**GIVEN PROBLEM:** Review the listing and copy each line that holds the word "icon".

**GIVEN DATA:**
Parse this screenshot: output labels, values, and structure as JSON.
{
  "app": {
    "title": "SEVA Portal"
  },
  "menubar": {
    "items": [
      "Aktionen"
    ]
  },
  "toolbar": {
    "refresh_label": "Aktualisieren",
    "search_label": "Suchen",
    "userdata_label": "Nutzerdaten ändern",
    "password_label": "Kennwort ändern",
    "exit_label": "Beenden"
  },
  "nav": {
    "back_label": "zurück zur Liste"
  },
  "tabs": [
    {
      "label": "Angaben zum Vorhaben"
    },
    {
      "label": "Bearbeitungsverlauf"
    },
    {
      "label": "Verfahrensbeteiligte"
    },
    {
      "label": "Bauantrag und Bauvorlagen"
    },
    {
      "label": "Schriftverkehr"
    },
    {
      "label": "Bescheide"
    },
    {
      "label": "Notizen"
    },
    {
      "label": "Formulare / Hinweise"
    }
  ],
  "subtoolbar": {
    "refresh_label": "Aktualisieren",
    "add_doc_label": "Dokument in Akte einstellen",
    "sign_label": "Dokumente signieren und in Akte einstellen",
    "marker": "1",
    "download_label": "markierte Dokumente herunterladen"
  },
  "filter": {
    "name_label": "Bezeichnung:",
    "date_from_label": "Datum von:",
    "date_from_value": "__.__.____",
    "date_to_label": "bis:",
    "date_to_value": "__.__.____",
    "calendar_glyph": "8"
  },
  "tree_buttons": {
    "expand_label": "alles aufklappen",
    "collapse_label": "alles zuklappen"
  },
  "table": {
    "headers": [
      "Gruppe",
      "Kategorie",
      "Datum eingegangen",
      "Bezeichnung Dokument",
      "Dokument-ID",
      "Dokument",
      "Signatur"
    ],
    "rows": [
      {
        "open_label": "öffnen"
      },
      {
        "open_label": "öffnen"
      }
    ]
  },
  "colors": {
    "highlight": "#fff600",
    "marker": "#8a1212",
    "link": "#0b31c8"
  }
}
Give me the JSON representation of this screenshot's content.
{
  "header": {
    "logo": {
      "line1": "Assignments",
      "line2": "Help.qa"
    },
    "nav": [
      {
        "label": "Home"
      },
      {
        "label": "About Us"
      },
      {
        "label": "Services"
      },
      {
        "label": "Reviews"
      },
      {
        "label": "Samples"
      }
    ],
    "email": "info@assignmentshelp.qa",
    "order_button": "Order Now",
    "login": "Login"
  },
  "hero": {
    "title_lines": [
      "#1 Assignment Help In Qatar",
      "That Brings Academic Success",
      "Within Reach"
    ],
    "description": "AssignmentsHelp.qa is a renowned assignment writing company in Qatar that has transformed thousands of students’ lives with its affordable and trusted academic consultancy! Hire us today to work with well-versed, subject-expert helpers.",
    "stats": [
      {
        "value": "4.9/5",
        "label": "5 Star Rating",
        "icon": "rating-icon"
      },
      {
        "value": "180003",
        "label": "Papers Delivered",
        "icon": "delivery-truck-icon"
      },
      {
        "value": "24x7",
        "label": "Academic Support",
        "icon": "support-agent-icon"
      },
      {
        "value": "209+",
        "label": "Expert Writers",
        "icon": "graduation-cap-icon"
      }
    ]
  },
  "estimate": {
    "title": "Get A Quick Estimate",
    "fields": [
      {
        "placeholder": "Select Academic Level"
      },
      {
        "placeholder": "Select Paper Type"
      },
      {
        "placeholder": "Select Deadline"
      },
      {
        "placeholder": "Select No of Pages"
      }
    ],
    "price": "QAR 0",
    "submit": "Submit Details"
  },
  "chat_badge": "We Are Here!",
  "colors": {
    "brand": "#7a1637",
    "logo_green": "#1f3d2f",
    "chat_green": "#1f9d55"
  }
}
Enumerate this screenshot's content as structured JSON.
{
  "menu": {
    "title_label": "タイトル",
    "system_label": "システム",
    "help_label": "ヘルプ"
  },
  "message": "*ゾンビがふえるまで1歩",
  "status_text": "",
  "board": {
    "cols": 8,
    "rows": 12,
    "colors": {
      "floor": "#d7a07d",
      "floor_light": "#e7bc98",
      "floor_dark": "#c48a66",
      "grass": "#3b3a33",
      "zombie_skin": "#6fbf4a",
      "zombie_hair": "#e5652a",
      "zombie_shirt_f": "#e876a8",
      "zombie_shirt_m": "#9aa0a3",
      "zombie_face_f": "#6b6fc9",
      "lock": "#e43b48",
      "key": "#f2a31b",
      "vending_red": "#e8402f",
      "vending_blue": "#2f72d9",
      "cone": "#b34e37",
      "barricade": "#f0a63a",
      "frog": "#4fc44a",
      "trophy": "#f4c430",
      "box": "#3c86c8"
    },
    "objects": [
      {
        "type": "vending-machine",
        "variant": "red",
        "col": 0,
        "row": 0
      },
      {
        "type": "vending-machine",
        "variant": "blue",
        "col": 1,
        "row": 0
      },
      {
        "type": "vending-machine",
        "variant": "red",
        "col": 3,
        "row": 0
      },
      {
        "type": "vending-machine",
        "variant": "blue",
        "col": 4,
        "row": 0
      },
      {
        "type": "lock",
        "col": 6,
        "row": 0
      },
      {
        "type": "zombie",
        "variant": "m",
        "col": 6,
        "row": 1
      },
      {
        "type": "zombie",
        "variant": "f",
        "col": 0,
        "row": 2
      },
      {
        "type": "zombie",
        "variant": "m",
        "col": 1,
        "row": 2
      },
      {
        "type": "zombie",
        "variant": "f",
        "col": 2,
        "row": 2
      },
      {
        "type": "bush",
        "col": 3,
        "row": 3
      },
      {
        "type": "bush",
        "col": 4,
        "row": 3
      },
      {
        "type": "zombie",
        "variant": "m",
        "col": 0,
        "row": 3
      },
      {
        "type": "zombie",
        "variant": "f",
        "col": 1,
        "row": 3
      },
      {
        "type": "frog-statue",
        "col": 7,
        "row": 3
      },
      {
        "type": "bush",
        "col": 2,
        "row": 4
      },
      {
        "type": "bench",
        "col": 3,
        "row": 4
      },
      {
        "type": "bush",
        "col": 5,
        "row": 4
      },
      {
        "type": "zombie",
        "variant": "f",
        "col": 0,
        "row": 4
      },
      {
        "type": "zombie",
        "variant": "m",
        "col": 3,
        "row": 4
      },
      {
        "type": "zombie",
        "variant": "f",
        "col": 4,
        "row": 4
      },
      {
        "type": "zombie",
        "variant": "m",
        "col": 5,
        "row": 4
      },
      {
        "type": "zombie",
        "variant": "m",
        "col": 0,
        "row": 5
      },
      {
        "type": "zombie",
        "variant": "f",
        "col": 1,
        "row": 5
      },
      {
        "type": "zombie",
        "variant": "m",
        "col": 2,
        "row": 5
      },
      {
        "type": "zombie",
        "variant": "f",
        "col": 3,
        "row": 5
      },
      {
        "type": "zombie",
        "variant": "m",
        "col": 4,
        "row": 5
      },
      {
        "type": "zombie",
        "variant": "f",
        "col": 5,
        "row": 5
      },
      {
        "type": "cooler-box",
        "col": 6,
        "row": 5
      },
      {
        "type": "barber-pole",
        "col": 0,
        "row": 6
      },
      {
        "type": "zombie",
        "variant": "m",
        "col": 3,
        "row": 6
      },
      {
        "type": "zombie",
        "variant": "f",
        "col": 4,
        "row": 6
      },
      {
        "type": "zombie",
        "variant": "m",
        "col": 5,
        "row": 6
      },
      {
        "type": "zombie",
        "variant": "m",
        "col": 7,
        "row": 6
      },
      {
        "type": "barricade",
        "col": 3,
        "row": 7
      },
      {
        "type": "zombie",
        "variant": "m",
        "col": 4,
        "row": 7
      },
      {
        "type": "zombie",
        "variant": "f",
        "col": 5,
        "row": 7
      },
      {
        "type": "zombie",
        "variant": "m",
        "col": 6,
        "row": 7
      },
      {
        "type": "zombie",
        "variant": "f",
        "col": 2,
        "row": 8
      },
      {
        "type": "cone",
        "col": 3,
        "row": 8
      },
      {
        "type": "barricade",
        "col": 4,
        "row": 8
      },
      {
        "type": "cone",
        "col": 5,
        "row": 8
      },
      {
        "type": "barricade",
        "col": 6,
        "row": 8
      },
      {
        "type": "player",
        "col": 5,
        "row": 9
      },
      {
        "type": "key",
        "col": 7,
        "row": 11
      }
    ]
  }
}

**CORRECT RESPONSE:**
        "icon": "rating-icon"
        "icon": "delivery-truck-icon"
        "icon": "support-agent-icon"
        "icon": "graduation-cap-icon"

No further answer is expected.